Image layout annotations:
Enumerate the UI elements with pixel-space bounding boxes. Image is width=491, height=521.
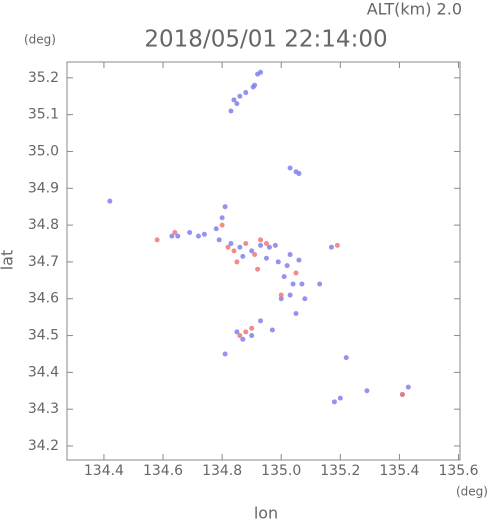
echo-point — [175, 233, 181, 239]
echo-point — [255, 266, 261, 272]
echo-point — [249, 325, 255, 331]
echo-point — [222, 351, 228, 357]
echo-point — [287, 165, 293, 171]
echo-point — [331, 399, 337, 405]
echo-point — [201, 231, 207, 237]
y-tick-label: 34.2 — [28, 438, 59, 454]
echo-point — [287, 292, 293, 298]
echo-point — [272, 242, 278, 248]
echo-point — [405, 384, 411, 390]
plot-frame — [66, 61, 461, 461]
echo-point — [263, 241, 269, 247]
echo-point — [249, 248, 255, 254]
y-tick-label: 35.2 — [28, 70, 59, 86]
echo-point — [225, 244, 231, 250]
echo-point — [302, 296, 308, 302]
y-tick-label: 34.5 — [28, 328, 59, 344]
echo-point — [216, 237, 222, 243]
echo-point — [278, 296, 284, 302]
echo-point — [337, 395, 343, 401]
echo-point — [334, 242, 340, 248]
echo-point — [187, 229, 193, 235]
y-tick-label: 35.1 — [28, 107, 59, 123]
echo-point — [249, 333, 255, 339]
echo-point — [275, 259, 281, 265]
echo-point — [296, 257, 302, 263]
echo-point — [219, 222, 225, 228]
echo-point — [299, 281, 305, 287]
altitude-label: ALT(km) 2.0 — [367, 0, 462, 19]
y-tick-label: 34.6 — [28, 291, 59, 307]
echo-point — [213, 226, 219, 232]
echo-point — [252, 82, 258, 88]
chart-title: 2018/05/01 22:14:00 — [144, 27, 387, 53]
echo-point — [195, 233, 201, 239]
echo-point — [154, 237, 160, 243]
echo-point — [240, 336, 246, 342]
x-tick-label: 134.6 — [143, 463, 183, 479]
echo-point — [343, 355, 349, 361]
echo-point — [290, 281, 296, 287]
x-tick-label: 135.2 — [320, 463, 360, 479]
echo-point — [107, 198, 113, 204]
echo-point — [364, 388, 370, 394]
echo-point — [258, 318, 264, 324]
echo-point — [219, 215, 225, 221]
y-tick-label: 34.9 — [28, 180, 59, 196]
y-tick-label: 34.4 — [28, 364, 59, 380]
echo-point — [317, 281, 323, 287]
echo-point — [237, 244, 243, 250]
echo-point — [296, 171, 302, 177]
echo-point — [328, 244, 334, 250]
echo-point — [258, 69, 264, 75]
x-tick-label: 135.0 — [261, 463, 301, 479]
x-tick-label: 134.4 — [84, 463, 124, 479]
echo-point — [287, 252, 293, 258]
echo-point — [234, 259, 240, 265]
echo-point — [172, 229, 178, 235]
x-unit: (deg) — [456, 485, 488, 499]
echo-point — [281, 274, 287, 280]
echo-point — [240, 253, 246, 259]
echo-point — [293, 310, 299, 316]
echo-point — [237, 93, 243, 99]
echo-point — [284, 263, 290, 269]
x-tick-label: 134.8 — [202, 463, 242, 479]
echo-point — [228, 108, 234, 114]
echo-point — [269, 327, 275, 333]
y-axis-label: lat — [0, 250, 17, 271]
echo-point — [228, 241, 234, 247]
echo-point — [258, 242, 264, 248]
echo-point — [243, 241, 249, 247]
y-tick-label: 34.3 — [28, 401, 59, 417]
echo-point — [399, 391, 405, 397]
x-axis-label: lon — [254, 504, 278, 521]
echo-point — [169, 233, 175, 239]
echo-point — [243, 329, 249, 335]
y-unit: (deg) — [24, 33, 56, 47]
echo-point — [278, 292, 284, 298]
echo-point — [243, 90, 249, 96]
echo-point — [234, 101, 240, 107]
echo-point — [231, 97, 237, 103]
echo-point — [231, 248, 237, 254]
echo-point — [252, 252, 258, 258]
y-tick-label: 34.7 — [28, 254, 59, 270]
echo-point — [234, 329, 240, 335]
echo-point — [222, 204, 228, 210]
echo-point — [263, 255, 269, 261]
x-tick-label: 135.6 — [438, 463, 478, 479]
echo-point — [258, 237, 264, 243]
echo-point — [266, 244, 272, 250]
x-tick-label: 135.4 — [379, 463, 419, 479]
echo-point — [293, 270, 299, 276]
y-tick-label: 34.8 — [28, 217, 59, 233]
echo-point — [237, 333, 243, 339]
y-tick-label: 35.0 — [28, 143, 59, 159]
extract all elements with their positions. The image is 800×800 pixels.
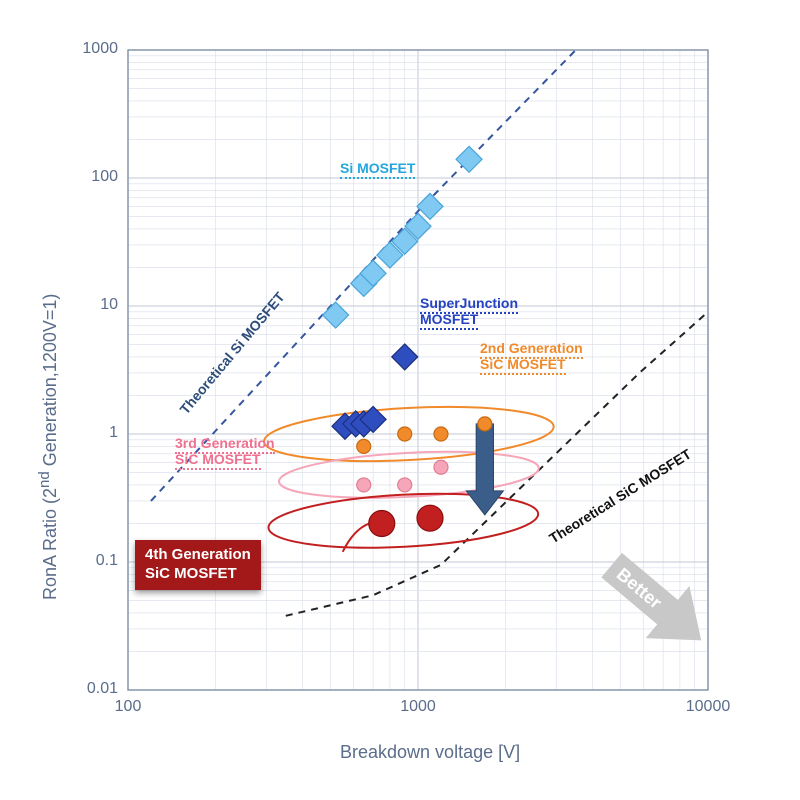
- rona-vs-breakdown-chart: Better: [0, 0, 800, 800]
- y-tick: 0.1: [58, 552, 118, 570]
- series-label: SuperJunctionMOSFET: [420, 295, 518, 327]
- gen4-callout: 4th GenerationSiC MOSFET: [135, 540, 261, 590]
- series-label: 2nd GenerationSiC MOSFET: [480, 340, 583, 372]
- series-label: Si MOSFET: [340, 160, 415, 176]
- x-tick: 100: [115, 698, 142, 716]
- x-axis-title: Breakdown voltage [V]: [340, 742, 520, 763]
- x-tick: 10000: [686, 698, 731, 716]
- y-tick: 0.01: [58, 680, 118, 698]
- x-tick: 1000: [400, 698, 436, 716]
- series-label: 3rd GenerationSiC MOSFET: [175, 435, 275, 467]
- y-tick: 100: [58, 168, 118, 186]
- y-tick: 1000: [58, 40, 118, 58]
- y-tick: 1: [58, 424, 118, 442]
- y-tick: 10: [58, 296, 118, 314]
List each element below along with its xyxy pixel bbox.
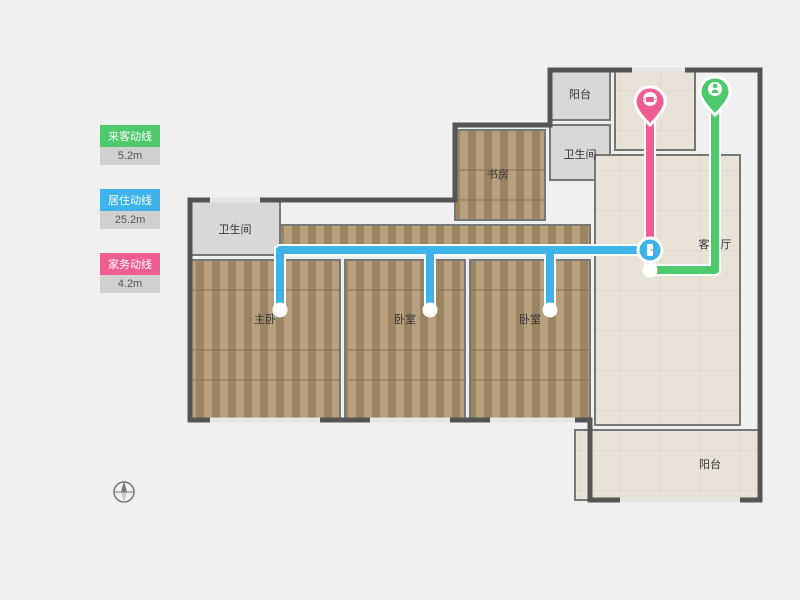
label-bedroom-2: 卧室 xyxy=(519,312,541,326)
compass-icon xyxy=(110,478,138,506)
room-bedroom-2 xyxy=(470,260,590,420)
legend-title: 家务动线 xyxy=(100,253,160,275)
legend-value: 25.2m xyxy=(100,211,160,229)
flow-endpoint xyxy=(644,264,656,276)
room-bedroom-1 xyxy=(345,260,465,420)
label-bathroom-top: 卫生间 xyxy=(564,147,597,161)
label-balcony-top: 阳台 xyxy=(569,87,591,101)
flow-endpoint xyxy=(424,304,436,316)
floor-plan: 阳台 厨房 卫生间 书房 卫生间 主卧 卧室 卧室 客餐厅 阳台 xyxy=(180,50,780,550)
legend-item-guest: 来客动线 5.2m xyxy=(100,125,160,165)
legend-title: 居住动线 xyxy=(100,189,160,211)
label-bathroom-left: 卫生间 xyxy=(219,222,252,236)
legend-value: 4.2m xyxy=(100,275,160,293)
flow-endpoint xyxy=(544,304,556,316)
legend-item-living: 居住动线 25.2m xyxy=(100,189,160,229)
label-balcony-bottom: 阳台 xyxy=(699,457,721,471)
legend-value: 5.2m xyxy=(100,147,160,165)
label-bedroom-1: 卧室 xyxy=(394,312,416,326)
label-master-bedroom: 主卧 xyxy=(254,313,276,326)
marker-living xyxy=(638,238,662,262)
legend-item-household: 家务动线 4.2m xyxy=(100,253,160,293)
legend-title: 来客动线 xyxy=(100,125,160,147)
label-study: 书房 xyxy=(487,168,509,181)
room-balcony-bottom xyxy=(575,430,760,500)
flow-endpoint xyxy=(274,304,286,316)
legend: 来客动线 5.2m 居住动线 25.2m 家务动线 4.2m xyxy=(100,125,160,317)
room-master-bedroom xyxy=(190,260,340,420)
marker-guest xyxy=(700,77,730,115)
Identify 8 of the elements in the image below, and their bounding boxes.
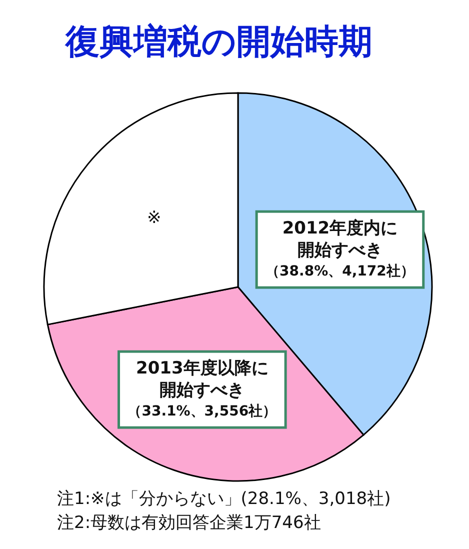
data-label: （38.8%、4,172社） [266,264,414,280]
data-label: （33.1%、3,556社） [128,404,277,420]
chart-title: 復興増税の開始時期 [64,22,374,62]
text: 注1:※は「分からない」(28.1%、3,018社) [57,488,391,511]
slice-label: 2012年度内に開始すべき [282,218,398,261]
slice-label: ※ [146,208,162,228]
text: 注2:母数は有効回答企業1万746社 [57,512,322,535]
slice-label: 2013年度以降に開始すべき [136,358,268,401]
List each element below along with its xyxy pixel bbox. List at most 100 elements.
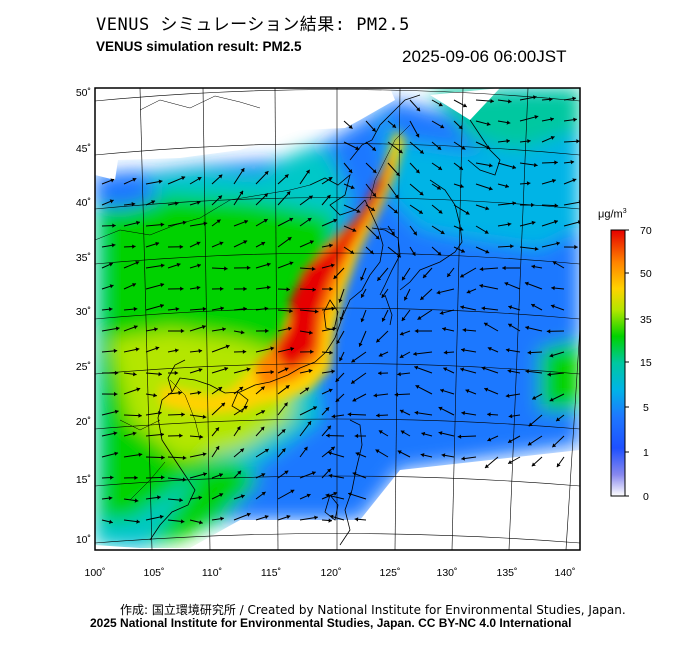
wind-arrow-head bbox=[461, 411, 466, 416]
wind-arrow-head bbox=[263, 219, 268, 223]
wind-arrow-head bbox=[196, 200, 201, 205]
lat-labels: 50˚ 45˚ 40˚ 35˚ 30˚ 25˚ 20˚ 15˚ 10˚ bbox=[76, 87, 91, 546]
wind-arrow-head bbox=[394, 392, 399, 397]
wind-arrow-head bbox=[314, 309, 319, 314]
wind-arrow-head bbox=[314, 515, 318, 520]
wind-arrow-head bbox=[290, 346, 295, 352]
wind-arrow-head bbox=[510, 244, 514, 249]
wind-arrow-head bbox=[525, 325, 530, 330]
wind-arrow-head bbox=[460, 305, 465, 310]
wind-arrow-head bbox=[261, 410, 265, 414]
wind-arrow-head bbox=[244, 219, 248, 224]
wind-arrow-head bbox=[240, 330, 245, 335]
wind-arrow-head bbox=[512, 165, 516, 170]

Task requirements: Rewrite the lines from the one containing "wind-arrow-head bbox=[461, 411, 466, 416]" through the one containing "wind-arrow-head bbox=[290, 346, 295, 352]", swapping "lat-labels" for "latitude-labels" and changing nothing else. Give only those lines.

Output for this exercise:
wind-arrow-head bbox=[461, 411, 466, 416]
wind-arrow-head bbox=[263, 219, 268, 223]
wind-arrow-head bbox=[196, 200, 201, 205]
latitude-labels: 50˚ 45˚ 40˚ 35˚ 30˚ 25˚ 20˚ 15˚ 10˚ bbox=[76, 87, 91, 546]
wind-arrow-head bbox=[394, 392, 399, 397]
wind-arrow-head bbox=[314, 309, 319, 314]
wind-arrow-head bbox=[314, 515, 318, 520]
wind-arrow-head bbox=[290, 346, 295, 352]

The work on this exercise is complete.